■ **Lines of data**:
######
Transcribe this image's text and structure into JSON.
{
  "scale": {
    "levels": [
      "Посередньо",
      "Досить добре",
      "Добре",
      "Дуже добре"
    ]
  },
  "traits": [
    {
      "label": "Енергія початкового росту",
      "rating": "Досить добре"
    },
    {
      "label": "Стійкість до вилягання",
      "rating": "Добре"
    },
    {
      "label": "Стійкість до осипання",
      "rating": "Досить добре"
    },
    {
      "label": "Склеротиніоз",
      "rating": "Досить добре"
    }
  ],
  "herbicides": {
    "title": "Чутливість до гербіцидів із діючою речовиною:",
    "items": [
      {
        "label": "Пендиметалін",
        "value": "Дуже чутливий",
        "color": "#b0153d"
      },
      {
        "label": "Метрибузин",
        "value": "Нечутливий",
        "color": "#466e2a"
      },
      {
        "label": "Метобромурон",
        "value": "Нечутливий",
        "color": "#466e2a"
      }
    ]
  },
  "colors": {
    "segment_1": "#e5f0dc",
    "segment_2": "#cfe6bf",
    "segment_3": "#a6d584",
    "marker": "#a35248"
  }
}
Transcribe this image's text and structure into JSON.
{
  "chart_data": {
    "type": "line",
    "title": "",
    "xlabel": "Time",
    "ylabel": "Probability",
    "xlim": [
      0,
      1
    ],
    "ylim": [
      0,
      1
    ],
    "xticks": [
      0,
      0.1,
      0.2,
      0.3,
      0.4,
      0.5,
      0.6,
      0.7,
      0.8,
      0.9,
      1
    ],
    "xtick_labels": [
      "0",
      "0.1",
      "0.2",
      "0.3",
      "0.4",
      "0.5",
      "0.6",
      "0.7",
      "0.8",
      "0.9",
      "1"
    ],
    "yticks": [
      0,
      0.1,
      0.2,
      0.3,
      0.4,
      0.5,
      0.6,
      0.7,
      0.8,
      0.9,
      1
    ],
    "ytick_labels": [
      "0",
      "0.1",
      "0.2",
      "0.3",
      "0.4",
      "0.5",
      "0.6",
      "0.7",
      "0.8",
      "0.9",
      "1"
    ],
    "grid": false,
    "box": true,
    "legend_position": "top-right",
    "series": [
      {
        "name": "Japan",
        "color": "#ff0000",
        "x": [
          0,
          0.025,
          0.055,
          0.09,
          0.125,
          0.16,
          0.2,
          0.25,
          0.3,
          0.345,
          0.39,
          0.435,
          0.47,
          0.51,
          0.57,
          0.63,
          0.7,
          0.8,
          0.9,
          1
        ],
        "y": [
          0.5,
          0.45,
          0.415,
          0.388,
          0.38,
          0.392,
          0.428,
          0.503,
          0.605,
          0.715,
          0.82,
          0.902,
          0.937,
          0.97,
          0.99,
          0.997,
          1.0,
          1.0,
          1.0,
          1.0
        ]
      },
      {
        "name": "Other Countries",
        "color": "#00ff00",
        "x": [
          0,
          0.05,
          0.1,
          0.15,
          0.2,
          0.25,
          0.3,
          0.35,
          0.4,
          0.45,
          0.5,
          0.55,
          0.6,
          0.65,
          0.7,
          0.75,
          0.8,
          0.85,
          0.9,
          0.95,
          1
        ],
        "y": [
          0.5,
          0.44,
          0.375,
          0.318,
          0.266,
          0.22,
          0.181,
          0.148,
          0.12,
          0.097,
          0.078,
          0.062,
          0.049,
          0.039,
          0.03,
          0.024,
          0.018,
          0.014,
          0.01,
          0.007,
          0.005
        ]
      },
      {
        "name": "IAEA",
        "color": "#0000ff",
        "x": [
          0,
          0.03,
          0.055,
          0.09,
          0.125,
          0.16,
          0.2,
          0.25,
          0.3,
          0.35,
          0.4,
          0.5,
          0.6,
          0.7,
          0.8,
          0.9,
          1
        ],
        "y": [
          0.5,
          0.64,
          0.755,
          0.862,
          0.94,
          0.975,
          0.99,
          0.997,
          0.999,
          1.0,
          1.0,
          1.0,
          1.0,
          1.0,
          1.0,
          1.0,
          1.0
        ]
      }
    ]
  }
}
######
■ **GIVEN REQUEST**:
Repeat each entry word for word.

■ **SOLUTION**:
Transcribe this image's text and structure into JSON.
{
  "scale": {
    "levels": [
      "Посередньо",
      "Досить добре",
      "Добре",
      "Дуже добре"
    ]
  },
  "traits": [
    {
      "label": "Енергія початкового росту",
      "rating": "Досить добре"
    },
    {
      "label": "Стійкість до вилягання",
      "rating": "Добре"
    },
    {
      "label": "Стійкість до осипання",
      "rating": "Досить добре"
    },
    {
      "label": "Склеротиніоз",
      "rating": "Досить добре"
    }
  ],
  "herbicides": {
    "title": "Чутливість до гербіцидів із діючою речовиною:",
    "items": [
      {
        "label": "Пендиметалін",
        "value": "Дуже чутливий",
        "color": "#b0153d"
      },
      {
        "label": "Метрибузин",
        "value": "Нечутливий",
        "color": "#466e2a"
      },
      {
        "label": "Метобромурон",
        "value": "Нечутливий",
        "color": "#466e2a"
      }
    ]
  },
  "colors": {
    "segment_1": "#e5f0dc",
    "segment_2": "#cfe6bf",
    "segment_3": "#a6d584",
    "marker": "#a35248"
  }
}
Transcribe this image's text and structure into JSON.
{
  "chart_data": {
    "type": "line",
    "title": "",
    "xlabel": "Time",
    "ylabel": "Probability",
    "xlim": [
      0,
      1
    ],
    "ylim": [
      0,
      1
    ],
    "xticks": [
      0,
      0.1,
      0.2,
      0.3,
      0.4,
      0.5,
      0.6,
      0.7,
      0.8,
      0.9,
      1
    ],
    "xtick_labels": [
      "0",
      "0.1",
      "0.2",
      "0.3",
      "0.4",
      "0.5",
      "0.6",
      "0.7",
      "0.8",
      "0.9",
      "1"
    ],
    "yticks": [
      0,
      0.1,
      0.2,
      0.3,
      0.4,
      0.5,
      0.6,
      0.7,
      0.8,
      0.9,
      1
    ],
    "ytick_labels": [
      "0",
      "0.1",
      "0.2",
      "0.3",
      "0.4",
      "0.5",
      "0.6",
      "0.7",
      "0.8",
      "0.9",
      "1"
    ],
    "grid": false,
    "box": true,
    "legend_position": "top-right",
    "series": [
      {
        "name": "Japan",
        "color": "#ff0000",
        "x": [
          0,
          0.025,
          0.055,
          0.09,
          0.125,
          0.16,
          0.2,
          0.25,
          0.3,
          0.345,
          0.39,
          0.435,
          0.47,
          0.51,
          0.57,
          0.63,
          0.7,
          0.8,
          0.9,
          1
        ],
        "y": [
          0.5,
          0.45,
          0.415,
          0.388,
          0.38,
          0.392,
          0.428,
          0.503,
          0.605,
          0.715,
          0.82,
          0.902,
          0.937,
          0.97,
          0.99,
          0.997,
          1.0,
          1.0,
          1.0,
          1.0
        ]
      },
      {
        "name": "Other Countries",
        "color": "#00ff00",
        "x": [
          0,
          0.05,
          0.1,
          0.15,
          0.2,
          0.25,
          0.3,
          0.35,
          0.4,
          0.45,
          0.5,
          0.55,
          0.6,
          0.65,
          0.7,
          0.75,
          0.8,
          0.85,
          0.9,
          0.95,
          1
        ],
        "y": [
          0.5,
          0.44,
          0.375,
          0.318,
          0.266,
          0.22,
          0.181,
          0.148,
          0.12,
          0.097,
          0.078,
          0.062,
          0.049,
          0.039,
          0.03,
          0.024,
          0.018,
          0.014,
          0.01,
          0.007,
          0.005
        ]
      },
      {
        "name": "IAEA",
        "color": "#0000ff",
        "x": [
          0,
          0.03,
          0.055,
          0.09,
          0.125,
          0.16,
          0.2,
          0.25,
          0.3,
          0.35,
          0.4,
          0.5,
          0.6,
          0.7,
          0.8,
          0.9,
          1
        ],
        "y": [
          0.5,
          0.64,
          0.755,
          0.862,
          0.94,
          0.975,
          0.99,
          0.997,
          0.999,
          1.0,
          1.0,
          1.0,
          1.0,
          1.0,
          1.0,
          1.0,
          1.0
        ]
      }
    ]
  }
}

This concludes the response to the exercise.